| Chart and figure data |
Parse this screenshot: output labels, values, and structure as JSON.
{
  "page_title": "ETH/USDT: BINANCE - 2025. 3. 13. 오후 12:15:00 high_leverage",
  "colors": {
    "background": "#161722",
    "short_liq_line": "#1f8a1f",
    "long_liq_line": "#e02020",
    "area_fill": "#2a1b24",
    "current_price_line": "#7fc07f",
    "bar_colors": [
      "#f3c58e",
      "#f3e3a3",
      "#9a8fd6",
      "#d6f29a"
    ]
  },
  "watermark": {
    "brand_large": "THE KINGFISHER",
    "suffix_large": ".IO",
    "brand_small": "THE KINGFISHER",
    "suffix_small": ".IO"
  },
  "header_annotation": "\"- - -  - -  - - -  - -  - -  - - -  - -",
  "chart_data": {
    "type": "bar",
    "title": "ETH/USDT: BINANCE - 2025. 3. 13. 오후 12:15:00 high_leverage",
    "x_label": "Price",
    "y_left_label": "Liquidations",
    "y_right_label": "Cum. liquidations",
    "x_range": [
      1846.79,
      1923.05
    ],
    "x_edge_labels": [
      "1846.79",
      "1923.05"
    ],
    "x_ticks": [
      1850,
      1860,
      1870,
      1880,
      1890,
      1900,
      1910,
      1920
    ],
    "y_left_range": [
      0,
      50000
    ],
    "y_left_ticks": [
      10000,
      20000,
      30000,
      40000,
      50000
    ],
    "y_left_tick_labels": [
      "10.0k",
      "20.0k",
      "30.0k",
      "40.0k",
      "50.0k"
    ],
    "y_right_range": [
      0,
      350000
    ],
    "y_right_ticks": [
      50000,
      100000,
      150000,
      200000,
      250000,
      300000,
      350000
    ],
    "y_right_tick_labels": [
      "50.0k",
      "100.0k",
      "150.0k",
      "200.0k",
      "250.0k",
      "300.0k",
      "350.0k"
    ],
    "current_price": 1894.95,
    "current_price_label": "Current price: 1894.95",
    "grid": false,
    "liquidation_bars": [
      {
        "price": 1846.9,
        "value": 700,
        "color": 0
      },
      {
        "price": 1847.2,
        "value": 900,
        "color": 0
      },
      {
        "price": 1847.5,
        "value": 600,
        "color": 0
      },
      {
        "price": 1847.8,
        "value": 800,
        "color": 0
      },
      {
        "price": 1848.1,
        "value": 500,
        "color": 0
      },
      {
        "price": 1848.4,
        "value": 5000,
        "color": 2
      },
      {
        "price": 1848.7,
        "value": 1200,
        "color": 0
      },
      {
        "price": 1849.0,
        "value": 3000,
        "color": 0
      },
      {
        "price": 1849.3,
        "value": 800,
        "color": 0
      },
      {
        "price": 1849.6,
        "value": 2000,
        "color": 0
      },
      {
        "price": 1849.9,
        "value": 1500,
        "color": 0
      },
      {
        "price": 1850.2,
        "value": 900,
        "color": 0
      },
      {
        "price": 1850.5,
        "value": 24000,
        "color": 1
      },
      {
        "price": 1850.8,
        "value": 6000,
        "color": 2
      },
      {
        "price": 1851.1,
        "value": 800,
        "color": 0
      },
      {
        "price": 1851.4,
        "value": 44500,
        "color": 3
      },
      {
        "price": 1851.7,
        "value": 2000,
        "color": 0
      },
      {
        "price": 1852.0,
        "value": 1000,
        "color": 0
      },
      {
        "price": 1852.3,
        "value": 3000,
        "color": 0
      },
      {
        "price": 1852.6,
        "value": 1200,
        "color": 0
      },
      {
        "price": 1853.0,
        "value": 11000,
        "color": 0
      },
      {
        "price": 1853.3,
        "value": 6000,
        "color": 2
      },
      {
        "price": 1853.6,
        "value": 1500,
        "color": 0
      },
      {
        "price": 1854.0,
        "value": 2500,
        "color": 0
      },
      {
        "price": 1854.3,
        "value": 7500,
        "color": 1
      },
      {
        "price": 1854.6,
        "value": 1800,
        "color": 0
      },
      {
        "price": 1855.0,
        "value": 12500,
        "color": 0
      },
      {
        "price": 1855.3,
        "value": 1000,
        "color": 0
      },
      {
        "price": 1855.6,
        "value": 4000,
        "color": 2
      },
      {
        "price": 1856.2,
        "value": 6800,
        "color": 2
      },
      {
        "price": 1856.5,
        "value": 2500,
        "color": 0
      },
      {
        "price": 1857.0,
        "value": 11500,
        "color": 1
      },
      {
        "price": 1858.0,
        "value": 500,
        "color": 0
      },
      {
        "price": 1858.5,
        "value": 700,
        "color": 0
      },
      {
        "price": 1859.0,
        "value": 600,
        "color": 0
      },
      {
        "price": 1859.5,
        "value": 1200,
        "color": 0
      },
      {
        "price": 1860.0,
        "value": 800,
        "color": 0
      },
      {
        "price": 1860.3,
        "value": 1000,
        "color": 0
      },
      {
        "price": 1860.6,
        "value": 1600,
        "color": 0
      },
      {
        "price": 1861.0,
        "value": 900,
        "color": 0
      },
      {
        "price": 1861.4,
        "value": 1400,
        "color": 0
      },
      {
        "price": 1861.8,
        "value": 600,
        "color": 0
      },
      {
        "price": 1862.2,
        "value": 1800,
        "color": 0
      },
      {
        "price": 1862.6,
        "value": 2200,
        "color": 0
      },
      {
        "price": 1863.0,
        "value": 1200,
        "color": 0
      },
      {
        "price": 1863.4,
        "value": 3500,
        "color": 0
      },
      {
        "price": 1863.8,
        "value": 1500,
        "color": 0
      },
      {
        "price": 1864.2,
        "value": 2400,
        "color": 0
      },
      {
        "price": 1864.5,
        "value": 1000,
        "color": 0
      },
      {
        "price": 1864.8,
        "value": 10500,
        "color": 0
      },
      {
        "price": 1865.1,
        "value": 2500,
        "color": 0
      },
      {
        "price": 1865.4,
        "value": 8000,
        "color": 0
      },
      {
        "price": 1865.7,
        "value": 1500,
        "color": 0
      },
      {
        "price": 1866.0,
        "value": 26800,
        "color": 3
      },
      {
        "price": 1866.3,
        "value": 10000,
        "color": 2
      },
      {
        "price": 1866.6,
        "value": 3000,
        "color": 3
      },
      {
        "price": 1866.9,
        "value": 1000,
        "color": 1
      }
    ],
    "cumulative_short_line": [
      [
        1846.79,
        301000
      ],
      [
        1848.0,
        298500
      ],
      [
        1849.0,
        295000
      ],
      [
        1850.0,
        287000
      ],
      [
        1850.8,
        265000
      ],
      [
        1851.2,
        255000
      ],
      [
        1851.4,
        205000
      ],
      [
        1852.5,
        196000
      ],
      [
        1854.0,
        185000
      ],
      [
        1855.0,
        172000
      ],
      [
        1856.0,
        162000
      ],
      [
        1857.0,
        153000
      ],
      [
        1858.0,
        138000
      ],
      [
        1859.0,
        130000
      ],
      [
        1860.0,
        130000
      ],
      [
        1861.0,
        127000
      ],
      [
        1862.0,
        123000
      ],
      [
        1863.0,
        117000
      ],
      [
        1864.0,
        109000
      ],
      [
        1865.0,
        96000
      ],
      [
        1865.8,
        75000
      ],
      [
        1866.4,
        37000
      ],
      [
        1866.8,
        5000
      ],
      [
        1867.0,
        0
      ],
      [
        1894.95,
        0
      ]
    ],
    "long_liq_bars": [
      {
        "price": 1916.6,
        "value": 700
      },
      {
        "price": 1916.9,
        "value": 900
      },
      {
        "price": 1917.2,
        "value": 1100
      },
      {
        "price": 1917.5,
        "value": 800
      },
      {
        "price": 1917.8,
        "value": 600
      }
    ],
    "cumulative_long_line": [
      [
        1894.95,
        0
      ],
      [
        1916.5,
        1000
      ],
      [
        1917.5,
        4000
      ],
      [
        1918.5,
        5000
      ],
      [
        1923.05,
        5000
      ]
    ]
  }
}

| Given problem |
Exactly as shown, repeat every record.

| Result for this task |
Parse this screenshot: output labels, values, and structure as JSON.
{
  "page_title": "ETH/USDT: BINANCE - 2025. 3. 13. 오후 12:15:00 high_leverage",
  "colors": {
    "background": "#161722",
    "short_liq_line": "#1f8a1f",
    "long_liq_line": "#e02020",
    "area_fill": "#2a1b24",
    "current_price_line": "#7fc07f",
    "bar_colors": [
      "#f3c58e",
      "#f3e3a3",
      "#9a8fd6",
      "#d6f29a"
    ]
  },
  "watermark": {
    "brand_large": "THE KINGFISHER",
    "suffix_large": ".IO",
    "brand_small": "THE KINGFISHER",
    "suffix_small": ".IO"
  },
  "header_annotation": "\"- - -  - -  - - -  - -  - -  - - -  - -",
  "chart_data": {
    "type": "bar",
    "title": "ETH/USDT: BINANCE - 2025. 3. 13. 오후 12:15:00 high_leverage",
    "x_label": "Price",
    "y_left_label": "Liquidations",
    "y_right_label": "Cum. liquidations",
    "x_range": [
      1846.79,
      1923.05
    ],
    "x_edge_labels": [
      "1846.79",
      "1923.05"
    ],
    "x_ticks": [
      1850,
      1860,
      1870,
      1880,
      1890,
      1900,
      1910,
      1920
    ],
    "y_left_range": [
      0,
      50000
    ],
    "y_left_ticks": [
      10000,
      20000,
      30000,
      40000,
      50000
    ],
    "y_left_tick_labels": [
      "10.0k",
      "20.0k",
      "30.0k",
      "40.0k",
      "50.0k"
    ],
    "y_right_range": [
      0,
      350000
    ],
    "y_right_ticks": [
      50000,
      100000,
      150000,
      200000,
      250000,
      300000,
      350000
    ],
    "y_right_tick_labels": [
      "50.0k",
      "100.0k",
      "150.0k",
      "200.0k",
      "250.0k",
      "300.0k",
      "350.0k"
    ],
    "current_price": 1894.95,
    "current_price_label": "Current price: 1894.95",
    "grid": false,
    "liquidation_bars": [
      {
        "price": 1846.9,
        "value": 700,
        "color": 0
      },
      {
        "price": 1847.2,
        "value": 900,
        "color": 0
      },
      {
        "price": 1847.5,
        "value": 600,
        "color": 0
      },
      {
        "price": 1847.8,
        "value": 800,
        "color": 0
      },
      {
        "price": 1848.1,
        "value": 500,
        "color": 0
      },
      {
        "price": 1848.4,
        "value": 5000,
        "color": 2
      },
      {
        "price": 1848.7,
        "value": 1200,
        "color": 0
      },
      {
        "price": 1849.0,
        "value": 3000,
        "color": 0
      },
      {
        "price": 1849.3,
        "value": 800,
        "color": 0
      },
      {
        "price": 1849.6,
        "value": 2000,
        "color": 0
      },
      {
        "price": 1849.9,
        "value": 1500,
        "color": 0
      },
      {
        "price": 1850.2,
        "value": 900,
        "color": 0
      },
      {
        "price": 1850.5,
        "value": 24000,
        "color": 1
      },
      {
        "price": 1850.8,
        "value": 6000,
        "color": 2
      },
      {
        "price": 1851.1,
        "value": 800,
        "color": 0
      },
      {
        "price": 1851.4,
        "value": 44500,
        "color": 3
      },
      {
        "price": 1851.7,
        "value": 2000,
        "color": 0
      },
      {
        "price": 1852.0,
        "value": 1000,
        "color": 0
      },
      {
        "price": 1852.3,
        "value": 3000,
        "color": 0
      },
      {
        "price": 1852.6,
        "value": 1200,
        "color": 0
      },
      {
        "price": 1853.0,
        "value": 11000,
        "color": 0
      },
      {
        "price": 1853.3,
        "value": 6000,
        "color": 2
      },
      {
        "price": 1853.6,
        "value": 1500,
        "color": 0
      },
      {
        "price": 1854.0,
        "value": 2500,
        "color": 0
      },
      {
        "price": 1854.3,
        "value": 7500,
        "color": 1
      },
      {
        "price": 1854.6,
        "value": 1800,
        "color": 0
      },
      {
        "price": 1855.0,
        "value": 12500,
        "color": 0
      },
      {
        "price": 1855.3,
        "value": 1000,
        "color": 0
      },
      {
        "price": 1855.6,
        "value": 4000,
        "color": 2
      },
      {
        "price": 1856.2,
        "value": 6800,
        "color": 2
      },
      {
        "price": 1856.5,
        "value": 2500,
        "color": 0
      },
      {
        "price": 1857.0,
        "value": 11500,
        "color": 1
      },
      {
        "price": 1858.0,
        "value": 500,
        "color": 0
      },
      {
        "price": 1858.5,
        "value": 700,
        "color": 0
      },
      {
        "price": 1859.0,
        "value": 600,
        "color": 0
      },
      {
        "price": 1859.5,
        "value": 1200,
        "color": 0
      },
      {
        "price": 1860.0,
        "value": 800,
        "color": 0
      },
      {
        "price": 1860.3,
        "value": 1000,
        "color": 0
      },
      {
        "price": 1860.6,
        "value": 1600,
        "color": 0
      },
      {
        "price": 1861.0,
        "value": 900,
        "color": 0
      },
      {
        "price": 1861.4,
        "value": 1400,
        "color": 0
      },
      {
        "price": 1861.8,
        "value": 600,
        "color": 0
      },
      {
        "price": 1862.2,
        "value": 1800,
        "color": 0
      },
      {
        "price": 1862.6,
        "value": 2200,
        "color": 0
      },
      {
        "price": 1863.0,
        "value": 1200,
        "color": 0
      },
      {
        "price": 1863.4,
        "value": 3500,
        "color": 0
      },
      {
        "price": 1863.8,
        "value": 1500,
        "color": 0
      },
      {
        "price": 1864.2,
        "value": 2400,
        "color": 0
      },
      {
        "price": 1864.5,
        "value": 1000,
        "color": 0
      },
      {
        "price": 1864.8,
        "value": 10500,
        "color": 0
      },
      {
        "price": 1865.1,
        "value": 2500,
        "color": 0
      },
      {
        "price": 1865.4,
        "value": 8000,
        "color": 0
      },
      {
        "price": 1865.7,
        "value": 1500,
        "color": 0
      },
      {
        "price": 1866.0,
        "value": 26800,
        "color": 3
      },
      {
        "price": 1866.3,
        "value": 10000,
        "color": 2
      },
      {
        "price": 1866.6,
        "value": 3000,
        "color": 3
      },
      {
        "price": 1866.9,
        "value": 1000,
        "color": 1
      }
    ],
    "cumulative_short_line": [
      [
        1846.79,
        301000
      ],
      [
        1848.0,
        298500
      ],
      [
        1849.0,
        295000
      ],
      [
        1850.0,
        287000
      ],
      [
        1850.8,
        265000
      ],
      [
        1851.2,
        255000
      ],
      [
        1851.4,
        205000
      ],
      [
        1852.5,
        196000
      ],
      [
        1854.0,
        185000
      ],
      [
        1855.0,
        172000
      ],
      [
        1856.0,
        162000
      ],
      [
        1857.0,
        153000
      ],
      [
        1858.0,
        138000
      ],
      [
        1859.0,
        130000
      ],
      [
        1860.0,
        130000
      ],
      [
        1861.0,
        127000
      ],
      [
        1862.0,
        123000
      ],
      [
        1863.0,
        117000
      ],
      [
        1864.0,
        109000
      ],
      [
        1865.0,
        96000
      ],
      [
        1865.8,
        75000
      ],
      [
        1866.4,
        37000
      ],
      [
        1866.8,
        5000
      ],
      [
        1867.0,
        0
      ],
      [
        1894.95,
        0
      ]
    ],
    "long_liq_bars": [
      {
        "price": 1916.6,
        "value": 700
      },
      {
        "price": 1916.9,
        "value": 900
      },
      {
        "price": 1917.2,
        "value": 1100
      },
      {
        "price": 1917.5,
        "value": 800
      },
      {
        "price": 1917.8,
        "value": 600
      }
    ],
    "cumulative_long_line": [
      [
        1894.95,
        0
      ],
      [
        1916.5,
        1000
      ],
      [
        1917.5,
        4000
      ],
      [
        1918.5,
        5000
      ],
      [
        1923.05,
        5000
      ]
    ]
  }
}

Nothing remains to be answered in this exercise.